=== MATERIAL ===
————————

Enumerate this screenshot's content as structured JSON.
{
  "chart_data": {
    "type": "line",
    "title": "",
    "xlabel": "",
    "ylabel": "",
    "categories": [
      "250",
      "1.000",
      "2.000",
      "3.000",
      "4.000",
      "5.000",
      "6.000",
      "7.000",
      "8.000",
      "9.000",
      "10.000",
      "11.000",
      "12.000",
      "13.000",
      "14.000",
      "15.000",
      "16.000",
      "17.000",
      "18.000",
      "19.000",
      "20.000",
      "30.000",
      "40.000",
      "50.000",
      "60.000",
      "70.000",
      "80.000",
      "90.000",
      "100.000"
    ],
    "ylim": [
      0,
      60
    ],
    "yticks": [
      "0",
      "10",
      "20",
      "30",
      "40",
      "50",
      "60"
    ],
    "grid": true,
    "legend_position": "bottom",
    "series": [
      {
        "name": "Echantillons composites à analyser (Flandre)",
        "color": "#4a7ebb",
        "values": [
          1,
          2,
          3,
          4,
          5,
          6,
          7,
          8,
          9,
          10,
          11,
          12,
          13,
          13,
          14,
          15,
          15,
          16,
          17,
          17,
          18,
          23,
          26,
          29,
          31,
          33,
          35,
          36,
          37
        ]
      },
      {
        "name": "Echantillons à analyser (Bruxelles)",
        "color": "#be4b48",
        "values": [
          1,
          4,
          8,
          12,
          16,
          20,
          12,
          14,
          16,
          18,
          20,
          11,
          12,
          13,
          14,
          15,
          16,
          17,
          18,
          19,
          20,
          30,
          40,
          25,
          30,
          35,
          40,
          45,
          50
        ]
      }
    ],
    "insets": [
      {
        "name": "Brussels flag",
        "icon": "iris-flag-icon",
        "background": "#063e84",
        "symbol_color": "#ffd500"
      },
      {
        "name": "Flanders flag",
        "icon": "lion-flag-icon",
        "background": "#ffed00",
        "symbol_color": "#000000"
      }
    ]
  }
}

————————

=== DESCRIPTION OF THE TASK ===
Print all of the data exactly as it was given.

=== PROBLEM SOLUTION ===
Enumerate this screenshot's content as structured JSON.
{
  "chart_data": {
    "type": "line",
    "title": "",
    "xlabel": "",
    "ylabel": "",
    "categories": [
      "250",
      "1.000",
      "2.000",
      "3.000",
      "4.000",
      "5.000",
      "6.000",
      "7.000",
      "8.000",
      "9.000",
      "10.000",
      "11.000",
      "12.000",
      "13.000",
      "14.000",
      "15.000",
      "16.000",
      "17.000",
      "18.000",
      "19.000",
      "20.000",
      "30.000",
      "40.000",
      "50.000",
      "60.000",
      "70.000",
      "80.000",
      "90.000",
      "100.000"
    ],
    "ylim": [
      0,
      60
    ],
    "yticks": [
      "0",
      "10",
      "20",
      "30",
      "40",
      "50",
      "60"
    ],
    "grid": true,
    "legend_position": "bottom",
    "series": [
      {
        "name": "Echantillons composites à analyser (Flandre)",
        "color": "#4a7ebb",
        "values": [
          1,
          2,
          3,
          4,
          5,
          6,
          7,
          8,
          9,
          10,
          11,
          12,
          13,
          13,
          14,
          15,
          15,
          16,
          17,
          17,
          18,
          23,
          26,
          29,
          31,
          33,
          35,
          36,
          37
        ]
      },
      {
        "name": "Echantillons à analyser (Bruxelles)",
        "color": "#be4b48",
        "values": [
          1,
          4,
          8,
          12,
          16,
          20,
          12,
          14,
          16,
          18,
          20,
          11,
          12,
          13,
          14,
          15,
          16,
          17,
          18,
          19,
          20,
          30,
          40,
          25,
          30,
          35,
          40,
          45,
          50
        ]
      }
    ],
    "insets": [
      {
        "name": "Brussels flag",
        "icon": "iris-flag-icon",
        "background": "#063e84",
        "symbol_color": "#ffd500"
      },
      {
        "name": "Flanders flag",
        "icon": "lion-flag-icon",
        "background": "#ffed00",
        "symbol_color": "#000000"
      }
    ]
  }
}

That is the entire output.